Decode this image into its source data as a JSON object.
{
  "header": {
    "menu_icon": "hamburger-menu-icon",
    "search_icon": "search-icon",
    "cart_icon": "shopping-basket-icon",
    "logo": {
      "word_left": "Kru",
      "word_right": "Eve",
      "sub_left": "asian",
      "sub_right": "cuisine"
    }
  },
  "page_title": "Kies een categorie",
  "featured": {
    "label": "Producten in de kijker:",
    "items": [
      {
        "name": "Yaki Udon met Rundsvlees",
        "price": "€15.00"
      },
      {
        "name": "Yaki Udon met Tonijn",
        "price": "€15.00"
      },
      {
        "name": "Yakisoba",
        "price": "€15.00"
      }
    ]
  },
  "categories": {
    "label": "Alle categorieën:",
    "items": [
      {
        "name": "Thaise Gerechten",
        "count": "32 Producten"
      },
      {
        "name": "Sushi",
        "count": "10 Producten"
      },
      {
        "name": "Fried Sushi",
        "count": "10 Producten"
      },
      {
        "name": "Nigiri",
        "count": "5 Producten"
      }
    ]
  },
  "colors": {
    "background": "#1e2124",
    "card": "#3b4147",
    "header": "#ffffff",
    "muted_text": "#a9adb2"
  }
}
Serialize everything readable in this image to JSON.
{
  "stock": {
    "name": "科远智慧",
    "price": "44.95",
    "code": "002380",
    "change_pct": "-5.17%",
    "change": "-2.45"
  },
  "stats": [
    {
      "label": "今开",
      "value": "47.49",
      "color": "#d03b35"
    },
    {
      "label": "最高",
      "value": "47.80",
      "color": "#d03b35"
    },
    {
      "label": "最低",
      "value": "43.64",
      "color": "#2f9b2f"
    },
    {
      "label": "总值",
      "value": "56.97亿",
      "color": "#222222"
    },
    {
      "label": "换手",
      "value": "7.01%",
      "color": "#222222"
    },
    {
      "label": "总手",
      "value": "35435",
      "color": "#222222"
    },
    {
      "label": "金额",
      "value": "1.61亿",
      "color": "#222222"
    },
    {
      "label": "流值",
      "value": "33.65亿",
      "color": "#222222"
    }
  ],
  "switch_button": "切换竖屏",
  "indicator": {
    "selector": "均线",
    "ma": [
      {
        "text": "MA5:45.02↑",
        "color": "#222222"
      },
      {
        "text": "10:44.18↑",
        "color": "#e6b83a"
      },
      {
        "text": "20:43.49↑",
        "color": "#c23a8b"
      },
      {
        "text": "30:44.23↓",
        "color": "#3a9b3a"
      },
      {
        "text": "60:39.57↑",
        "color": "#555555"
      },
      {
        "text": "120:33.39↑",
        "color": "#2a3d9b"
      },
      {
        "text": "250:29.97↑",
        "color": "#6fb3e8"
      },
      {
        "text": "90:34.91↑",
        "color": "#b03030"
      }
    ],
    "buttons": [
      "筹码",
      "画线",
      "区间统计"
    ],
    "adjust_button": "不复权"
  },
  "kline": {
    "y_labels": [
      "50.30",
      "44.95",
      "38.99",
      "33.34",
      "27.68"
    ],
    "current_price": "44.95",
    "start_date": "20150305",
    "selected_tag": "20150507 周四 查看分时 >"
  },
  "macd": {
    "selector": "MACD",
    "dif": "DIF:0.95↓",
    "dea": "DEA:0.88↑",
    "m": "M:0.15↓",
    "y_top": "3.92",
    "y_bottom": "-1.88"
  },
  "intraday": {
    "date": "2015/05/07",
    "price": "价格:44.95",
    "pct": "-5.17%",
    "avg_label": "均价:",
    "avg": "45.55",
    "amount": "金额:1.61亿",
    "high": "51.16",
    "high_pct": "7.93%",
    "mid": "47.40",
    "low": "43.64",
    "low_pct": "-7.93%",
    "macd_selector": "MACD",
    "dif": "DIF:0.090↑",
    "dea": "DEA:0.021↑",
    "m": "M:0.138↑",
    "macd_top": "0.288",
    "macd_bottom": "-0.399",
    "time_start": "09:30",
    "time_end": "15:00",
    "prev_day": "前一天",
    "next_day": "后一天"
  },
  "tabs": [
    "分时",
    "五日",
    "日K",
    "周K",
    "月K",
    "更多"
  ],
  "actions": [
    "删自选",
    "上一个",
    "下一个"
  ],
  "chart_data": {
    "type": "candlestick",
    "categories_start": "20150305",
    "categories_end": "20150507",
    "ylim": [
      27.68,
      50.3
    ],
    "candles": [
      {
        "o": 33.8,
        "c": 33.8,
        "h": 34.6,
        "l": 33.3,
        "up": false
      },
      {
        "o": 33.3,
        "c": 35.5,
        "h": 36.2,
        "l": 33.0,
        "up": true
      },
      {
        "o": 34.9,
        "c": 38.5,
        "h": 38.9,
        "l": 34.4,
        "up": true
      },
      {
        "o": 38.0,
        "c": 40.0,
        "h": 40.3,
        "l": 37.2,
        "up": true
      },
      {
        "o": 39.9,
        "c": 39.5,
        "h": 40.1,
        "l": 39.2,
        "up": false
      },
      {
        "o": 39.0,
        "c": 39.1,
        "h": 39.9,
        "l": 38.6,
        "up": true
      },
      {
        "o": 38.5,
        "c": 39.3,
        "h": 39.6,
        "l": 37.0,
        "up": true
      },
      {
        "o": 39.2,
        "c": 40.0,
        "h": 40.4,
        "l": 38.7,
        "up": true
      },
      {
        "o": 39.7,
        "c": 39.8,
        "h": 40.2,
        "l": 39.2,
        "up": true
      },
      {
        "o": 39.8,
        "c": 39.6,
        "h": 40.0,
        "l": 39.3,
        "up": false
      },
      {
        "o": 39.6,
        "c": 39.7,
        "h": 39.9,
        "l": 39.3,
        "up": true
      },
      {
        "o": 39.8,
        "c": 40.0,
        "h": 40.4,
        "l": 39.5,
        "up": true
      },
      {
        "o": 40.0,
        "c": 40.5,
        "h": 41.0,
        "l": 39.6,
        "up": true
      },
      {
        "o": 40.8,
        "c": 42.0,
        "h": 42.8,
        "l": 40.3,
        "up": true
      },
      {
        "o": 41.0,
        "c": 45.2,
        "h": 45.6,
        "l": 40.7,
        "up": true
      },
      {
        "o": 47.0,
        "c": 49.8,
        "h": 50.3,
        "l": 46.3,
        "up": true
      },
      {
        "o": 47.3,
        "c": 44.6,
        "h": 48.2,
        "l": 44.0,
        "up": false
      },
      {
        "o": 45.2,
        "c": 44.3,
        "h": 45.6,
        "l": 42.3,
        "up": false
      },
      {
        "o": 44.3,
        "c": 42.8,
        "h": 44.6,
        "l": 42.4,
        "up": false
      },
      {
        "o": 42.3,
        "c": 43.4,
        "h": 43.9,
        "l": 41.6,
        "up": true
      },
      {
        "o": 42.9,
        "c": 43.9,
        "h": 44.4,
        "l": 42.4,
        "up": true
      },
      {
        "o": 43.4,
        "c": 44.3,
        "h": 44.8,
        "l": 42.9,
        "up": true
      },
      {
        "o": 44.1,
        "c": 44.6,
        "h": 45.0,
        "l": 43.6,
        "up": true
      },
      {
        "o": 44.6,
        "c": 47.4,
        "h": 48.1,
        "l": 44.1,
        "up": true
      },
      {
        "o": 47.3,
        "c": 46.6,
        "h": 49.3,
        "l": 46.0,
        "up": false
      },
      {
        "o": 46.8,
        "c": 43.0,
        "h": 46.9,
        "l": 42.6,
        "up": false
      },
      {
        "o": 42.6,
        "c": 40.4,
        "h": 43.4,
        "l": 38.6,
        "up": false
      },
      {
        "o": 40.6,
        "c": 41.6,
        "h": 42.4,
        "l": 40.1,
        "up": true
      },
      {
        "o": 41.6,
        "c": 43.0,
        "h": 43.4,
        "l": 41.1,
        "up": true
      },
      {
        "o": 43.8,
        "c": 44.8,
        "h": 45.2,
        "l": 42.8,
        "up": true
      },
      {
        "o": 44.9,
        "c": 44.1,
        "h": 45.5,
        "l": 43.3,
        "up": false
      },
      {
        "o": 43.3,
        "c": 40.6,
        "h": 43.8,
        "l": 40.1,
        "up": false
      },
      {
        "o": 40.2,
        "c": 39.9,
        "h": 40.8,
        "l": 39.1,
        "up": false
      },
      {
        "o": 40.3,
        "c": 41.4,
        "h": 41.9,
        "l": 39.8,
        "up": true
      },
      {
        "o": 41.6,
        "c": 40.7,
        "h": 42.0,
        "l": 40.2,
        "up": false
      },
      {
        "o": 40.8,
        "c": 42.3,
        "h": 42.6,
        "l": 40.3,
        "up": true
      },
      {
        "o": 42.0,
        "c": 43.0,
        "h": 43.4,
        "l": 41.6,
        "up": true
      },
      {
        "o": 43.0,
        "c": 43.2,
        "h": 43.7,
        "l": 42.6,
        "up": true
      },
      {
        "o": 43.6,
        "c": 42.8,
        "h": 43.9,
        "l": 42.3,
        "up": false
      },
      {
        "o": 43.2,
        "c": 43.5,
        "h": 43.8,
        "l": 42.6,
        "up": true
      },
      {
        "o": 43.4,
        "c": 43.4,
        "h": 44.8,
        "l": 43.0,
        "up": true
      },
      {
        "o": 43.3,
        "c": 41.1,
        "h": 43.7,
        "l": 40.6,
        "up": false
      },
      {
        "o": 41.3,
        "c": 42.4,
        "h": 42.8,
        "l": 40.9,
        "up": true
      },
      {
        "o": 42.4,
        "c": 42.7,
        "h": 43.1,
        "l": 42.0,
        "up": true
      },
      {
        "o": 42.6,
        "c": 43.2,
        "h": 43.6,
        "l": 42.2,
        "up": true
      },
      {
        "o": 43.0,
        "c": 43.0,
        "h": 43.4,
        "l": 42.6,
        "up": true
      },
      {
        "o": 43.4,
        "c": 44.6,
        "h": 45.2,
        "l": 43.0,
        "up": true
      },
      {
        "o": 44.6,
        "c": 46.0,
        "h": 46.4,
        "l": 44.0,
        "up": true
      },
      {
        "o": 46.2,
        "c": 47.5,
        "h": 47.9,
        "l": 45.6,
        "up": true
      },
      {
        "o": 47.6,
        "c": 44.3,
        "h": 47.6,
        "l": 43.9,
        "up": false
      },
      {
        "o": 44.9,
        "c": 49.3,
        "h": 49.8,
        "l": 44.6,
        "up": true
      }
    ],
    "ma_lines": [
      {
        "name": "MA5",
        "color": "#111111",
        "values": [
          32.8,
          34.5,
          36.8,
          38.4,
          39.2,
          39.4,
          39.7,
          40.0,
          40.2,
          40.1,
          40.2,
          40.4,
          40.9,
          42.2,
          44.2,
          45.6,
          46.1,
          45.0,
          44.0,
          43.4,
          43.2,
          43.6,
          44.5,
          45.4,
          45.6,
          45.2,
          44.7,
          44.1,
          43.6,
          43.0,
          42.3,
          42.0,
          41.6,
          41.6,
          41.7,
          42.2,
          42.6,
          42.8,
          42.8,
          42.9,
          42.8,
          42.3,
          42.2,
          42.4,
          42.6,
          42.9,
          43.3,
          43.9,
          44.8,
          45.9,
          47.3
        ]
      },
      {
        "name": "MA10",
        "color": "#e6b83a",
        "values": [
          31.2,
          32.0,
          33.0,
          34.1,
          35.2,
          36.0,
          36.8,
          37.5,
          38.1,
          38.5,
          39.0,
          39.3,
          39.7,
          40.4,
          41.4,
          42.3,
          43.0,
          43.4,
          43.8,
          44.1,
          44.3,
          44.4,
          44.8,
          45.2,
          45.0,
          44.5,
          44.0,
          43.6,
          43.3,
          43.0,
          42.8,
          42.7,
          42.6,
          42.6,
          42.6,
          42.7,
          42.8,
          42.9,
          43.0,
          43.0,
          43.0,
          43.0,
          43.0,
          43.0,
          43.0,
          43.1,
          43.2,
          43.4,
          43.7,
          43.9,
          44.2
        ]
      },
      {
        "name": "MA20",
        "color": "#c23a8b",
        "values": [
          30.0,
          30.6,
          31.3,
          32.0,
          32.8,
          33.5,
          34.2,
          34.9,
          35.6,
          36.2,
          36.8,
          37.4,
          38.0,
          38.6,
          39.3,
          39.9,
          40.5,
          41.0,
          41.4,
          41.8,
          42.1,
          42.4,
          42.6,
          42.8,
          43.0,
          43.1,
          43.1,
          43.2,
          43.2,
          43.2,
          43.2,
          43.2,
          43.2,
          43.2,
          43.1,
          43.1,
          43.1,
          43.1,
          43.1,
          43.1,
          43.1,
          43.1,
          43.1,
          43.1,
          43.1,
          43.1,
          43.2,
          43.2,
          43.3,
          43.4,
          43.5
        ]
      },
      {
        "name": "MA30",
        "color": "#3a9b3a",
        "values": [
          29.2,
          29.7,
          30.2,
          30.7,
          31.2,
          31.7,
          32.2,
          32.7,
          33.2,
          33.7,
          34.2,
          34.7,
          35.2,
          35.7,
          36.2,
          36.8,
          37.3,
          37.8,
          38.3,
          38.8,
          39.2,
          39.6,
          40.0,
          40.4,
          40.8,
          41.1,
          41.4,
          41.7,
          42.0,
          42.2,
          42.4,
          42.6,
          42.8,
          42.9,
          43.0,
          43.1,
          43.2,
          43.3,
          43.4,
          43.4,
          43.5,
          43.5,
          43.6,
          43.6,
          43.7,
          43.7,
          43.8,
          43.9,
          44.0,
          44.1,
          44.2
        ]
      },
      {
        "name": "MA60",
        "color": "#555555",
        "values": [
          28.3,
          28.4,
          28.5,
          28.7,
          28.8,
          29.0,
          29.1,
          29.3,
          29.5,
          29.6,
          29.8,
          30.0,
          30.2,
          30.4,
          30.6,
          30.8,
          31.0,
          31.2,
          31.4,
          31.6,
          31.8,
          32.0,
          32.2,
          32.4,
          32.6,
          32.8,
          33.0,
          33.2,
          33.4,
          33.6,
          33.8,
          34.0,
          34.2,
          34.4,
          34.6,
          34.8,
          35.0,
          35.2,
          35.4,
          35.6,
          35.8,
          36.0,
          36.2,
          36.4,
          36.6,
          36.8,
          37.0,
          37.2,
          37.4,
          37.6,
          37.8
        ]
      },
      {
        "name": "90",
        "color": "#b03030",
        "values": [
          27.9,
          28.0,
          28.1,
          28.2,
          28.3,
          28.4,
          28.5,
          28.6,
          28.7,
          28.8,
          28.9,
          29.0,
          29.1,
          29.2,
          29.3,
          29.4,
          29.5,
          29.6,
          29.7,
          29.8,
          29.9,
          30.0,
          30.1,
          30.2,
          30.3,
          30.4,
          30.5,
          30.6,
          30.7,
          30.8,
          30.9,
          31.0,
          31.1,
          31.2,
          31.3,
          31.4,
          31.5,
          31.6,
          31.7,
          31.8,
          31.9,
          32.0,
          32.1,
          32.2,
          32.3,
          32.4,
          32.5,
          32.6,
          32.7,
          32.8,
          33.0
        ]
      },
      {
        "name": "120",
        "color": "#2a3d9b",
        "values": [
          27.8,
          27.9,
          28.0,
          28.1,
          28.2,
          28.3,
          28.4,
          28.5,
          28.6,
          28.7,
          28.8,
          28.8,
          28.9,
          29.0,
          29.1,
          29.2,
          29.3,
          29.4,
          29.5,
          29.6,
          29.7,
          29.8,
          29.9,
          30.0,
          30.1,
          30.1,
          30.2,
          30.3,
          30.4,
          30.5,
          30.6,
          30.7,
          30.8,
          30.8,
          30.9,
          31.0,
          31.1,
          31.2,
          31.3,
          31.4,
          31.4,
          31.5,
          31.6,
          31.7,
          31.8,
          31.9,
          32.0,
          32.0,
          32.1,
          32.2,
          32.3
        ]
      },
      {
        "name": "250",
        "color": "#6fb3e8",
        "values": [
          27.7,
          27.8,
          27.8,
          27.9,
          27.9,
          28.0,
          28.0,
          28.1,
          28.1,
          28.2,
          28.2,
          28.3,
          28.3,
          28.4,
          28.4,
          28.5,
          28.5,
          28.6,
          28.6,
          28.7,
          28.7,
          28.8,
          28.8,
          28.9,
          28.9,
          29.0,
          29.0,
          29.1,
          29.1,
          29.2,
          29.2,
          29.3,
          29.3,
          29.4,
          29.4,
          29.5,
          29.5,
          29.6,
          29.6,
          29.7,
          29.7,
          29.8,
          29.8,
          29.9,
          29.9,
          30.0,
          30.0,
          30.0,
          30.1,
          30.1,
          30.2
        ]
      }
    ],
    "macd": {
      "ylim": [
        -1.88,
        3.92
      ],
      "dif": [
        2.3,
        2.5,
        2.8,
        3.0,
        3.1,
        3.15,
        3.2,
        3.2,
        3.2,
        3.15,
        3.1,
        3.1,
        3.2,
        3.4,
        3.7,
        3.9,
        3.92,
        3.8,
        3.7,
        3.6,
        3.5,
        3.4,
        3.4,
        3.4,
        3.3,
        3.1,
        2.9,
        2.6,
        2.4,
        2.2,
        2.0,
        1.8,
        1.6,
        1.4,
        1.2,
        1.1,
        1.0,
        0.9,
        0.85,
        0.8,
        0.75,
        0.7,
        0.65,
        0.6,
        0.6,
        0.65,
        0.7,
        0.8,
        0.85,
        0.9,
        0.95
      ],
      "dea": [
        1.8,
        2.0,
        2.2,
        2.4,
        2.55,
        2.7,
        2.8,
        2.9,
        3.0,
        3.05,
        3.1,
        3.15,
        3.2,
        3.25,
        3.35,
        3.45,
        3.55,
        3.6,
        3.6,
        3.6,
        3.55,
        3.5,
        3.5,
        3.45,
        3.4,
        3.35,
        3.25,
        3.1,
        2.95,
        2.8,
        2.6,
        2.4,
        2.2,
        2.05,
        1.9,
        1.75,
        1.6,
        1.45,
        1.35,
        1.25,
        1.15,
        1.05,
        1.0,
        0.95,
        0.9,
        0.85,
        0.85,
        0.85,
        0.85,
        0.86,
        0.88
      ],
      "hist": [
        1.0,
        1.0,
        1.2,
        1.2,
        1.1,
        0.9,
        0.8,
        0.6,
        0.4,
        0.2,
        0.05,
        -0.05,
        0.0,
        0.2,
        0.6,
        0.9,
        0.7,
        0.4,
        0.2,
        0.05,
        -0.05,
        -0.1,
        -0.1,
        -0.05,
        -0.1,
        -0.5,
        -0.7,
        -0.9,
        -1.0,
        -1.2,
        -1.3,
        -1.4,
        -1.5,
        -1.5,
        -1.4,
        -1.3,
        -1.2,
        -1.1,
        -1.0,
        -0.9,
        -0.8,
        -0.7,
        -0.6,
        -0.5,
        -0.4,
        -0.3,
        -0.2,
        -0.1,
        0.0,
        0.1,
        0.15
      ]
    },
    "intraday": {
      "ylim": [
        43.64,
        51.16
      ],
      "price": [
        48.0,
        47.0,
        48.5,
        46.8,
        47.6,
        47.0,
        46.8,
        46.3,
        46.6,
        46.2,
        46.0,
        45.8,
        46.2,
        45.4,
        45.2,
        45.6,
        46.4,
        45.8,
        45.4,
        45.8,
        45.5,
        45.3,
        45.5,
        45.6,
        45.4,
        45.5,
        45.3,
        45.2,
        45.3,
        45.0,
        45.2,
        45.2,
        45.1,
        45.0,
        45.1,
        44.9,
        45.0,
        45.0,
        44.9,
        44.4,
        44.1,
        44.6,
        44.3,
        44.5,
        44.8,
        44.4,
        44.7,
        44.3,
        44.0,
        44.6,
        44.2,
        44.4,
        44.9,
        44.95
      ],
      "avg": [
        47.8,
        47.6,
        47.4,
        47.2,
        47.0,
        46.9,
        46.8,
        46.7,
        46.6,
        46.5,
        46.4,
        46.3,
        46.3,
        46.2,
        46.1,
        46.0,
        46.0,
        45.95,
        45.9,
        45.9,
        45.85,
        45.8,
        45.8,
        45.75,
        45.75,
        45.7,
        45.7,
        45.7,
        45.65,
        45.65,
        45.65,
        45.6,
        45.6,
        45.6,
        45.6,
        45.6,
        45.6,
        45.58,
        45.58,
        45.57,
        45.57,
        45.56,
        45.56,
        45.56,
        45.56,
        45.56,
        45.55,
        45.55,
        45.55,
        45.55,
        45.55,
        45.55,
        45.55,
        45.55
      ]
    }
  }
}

□ □ □ □ □ □ □

#### [Problem to solve]
From the records above, copy every line that holds the word "JSON".

#### [Response]
Decode this image into its source data as a JSON object.
Serialize everything readable in this image to JSON.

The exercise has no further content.